ENTRIES PROVIDED:
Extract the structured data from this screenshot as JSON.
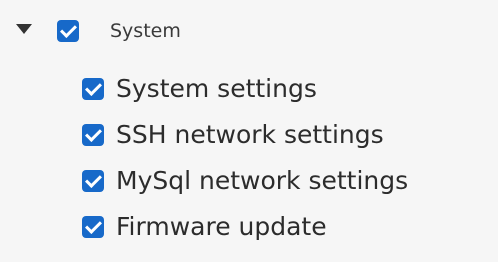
{
  "tree": {
    "root": {
      "label": "System",
      "expanded_icon": "caret-down-icon",
      "checked": true
    },
    "children": [
      {
        "label": "System settings",
        "checked": true
      },
      {
        "label": "SSH network settings",
        "checked": true
      },
      {
        "label": "MySql network settings",
        "checked": true
      },
      {
        "label": "Firmware update",
        "checked": true
      }
    ]
  },
  "colors": {
    "background": "#f6f6f6",
    "checkbox_fill": "#1769c9",
    "text": "#2c2c2c"
  }
}
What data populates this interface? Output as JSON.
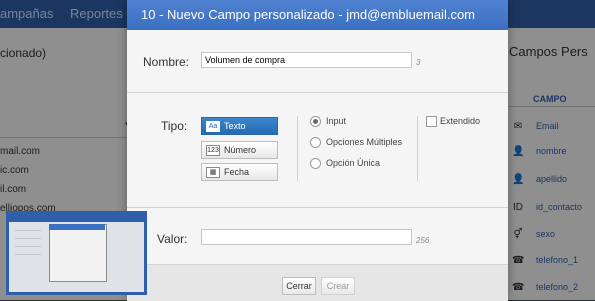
{
  "background": {
    "nav_items": [
      "ampañas",
      "Reportes"
    ],
    "left_title": "cionado)",
    "left_rows": [
      "mail.com",
      "ic.com",
      "il.com",
      "elliopos.com"
    ],
    "right_title": "Campos Pers",
    "right_column_header": "CAMPO",
    "right_rows": [
      {
        "icon": "mail-icon",
        "glyph": "✉",
        "label": "Email"
      },
      {
        "icon": "person-icon",
        "glyph": "👤",
        "label": "nombre"
      },
      {
        "icon": "person-icon",
        "glyph": "👤",
        "label": "apellido"
      },
      {
        "icon": "id-icon",
        "glyph": "ID",
        "label": "id_contacto"
      },
      {
        "icon": "gender-icon",
        "glyph": "⚥",
        "label": "sexo"
      },
      {
        "icon": "phone-icon",
        "glyph": "☎",
        "label": "telefono_1"
      },
      {
        "icon": "phone-icon",
        "glyph": "☎",
        "label": "telefono_2"
      }
    ]
  },
  "modal": {
    "title": "10 - Nuevo Campo personalizado - jmd@embluemail.com",
    "nombre": {
      "label": "Nombre:",
      "value": "Volumen de compra",
      "counter": "3"
    },
    "tipo": {
      "label": "Tipo:",
      "types": [
        {
          "icon": "text-type-icon",
          "glyph": "Aa",
          "label": "Texto",
          "selected": true
        },
        {
          "icon": "number-type-icon",
          "glyph": "123",
          "label": "Número",
          "selected": false
        },
        {
          "icon": "date-type-icon",
          "glyph": "▦",
          "label": "Fecha",
          "selected": false
        }
      ],
      "input_modes": [
        {
          "label": "Input",
          "selected": true
        },
        {
          "label": "Opciones Múltiples",
          "selected": false
        },
        {
          "label": "Opción Única",
          "selected": false
        }
      ],
      "extended": {
        "label": "Extendido",
        "checked": false
      }
    },
    "valor": {
      "label": "Valor:",
      "value": "",
      "counter": "256"
    },
    "buttons": {
      "close": "Cerrar",
      "create": "Crear"
    }
  },
  "colors": {
    "header": "#3b6fc2",
    "accent": "#2f5fa8",
    "selected_type": "#236bb4"
  }
}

PROBLEM DETAILS:
Print each record exactly as it stands, leaving the images out.

CORRECT ANSWER:
Extract the structured data from this screenshot as JSON.
{
  "tree": {
    "root": {
      "label": "System",
      "expanded_icon": "caret-down-icon",
      "checked": true
    },
    "children": [
      {
        "label": "System settings",
        "checked": true
      },
      {
        "label": "SSH network settings",
        "checked": true
      },
      {
        "label": "MySql network settings",
        "checked": true
      },
      {
        "label": "Firmware update",
        "checked": true
      }
    ]
  },
  "colors": {
    "background": "#f6f6f6",
    "checkbox_fill": "#1769c9",
    "text": "#2c2c2c"
  }
}
What data populates this interface? Output as JSON.
{
  "background": {
    "nav_items": [
      "ampañas",
      "Reportes"
    ],
    "left_title": "cionado)",
    "left_rows": [
      "mail.com",
      "ic.com",
      "il.com",
      "elliopos.com"
    ],
    "right_title": "Campos Pers",
    "right_column_header": "CAMPO",
    "right_rows": [
      {
        "icon": "mail-icon",
        "glyph": "✉",
        "label": "Email"
      },
      {
        "icon": "person-icon",
        "glyph": "👤",
        "label": "nombre"
      },
      {
        "icon": "person-icon",
        "glyph": "👤",
        "label": "apellido"
      },
      {
        "icon": "id-icon",
        "glyph": "ID",
        "label": "id_contacto"
      },
      {
        "icon": "gender-icon",
        "glyph": "⚥",
        "label": "sexo"
      },
      {
        "icon": "phone-icon",
        "glyph": "☎",
        "label": "telefono_1"
      },
      {
        "icon": "phone-icon",
        "glyph": "☎",
        "label": "telefono_2"
      }
    ]
  },
  "modal": {
    "title": "10 - Nuevo Campo personalizado - jmd@embluemail.com",
    "nombre": {
      "label": "Nombre:",
      "value": "Volumen de compra",
      "counter": "3"
    },
    "tipo": {
      "label": "Tipo:",
      "types": [
        {
          "icon": "text-type-icon",
          "glyph": "Aa",
          "label": "Texto",
          "selected": true
        },
        {
          "icon": "number-type-icon",
          "glyph": "123",
          "label": "Número",
          "selected": false
        },
        {
          "icon": "date-type-icon",
          "glyph": "▦",
          "label": "Fecha",
          "selected": false
        }
      ],
      "input_modes": [
        {
          "label": "Input",
          "selected": true
        },
        {
          "label": "Opciones Múltiples",
          "selected": false
        },
        {
          "label": "Opción Única",
          "selected": false
        }
      ],
      "extended": {
        "label": "Extendido",
        "checked": false
      }
    },
    "valor": {
      "label": "Valor:",
      "value": "",
      "counter": "256"
    },
    "buttons": {
      "close": "Cerrar",
      "create": "Crear"
    }
  },
  "colors": {
    "header": "#3b6fc2",
    "accent": "#2f5fa8",
    "selected_type": "#236bb4"
  }
}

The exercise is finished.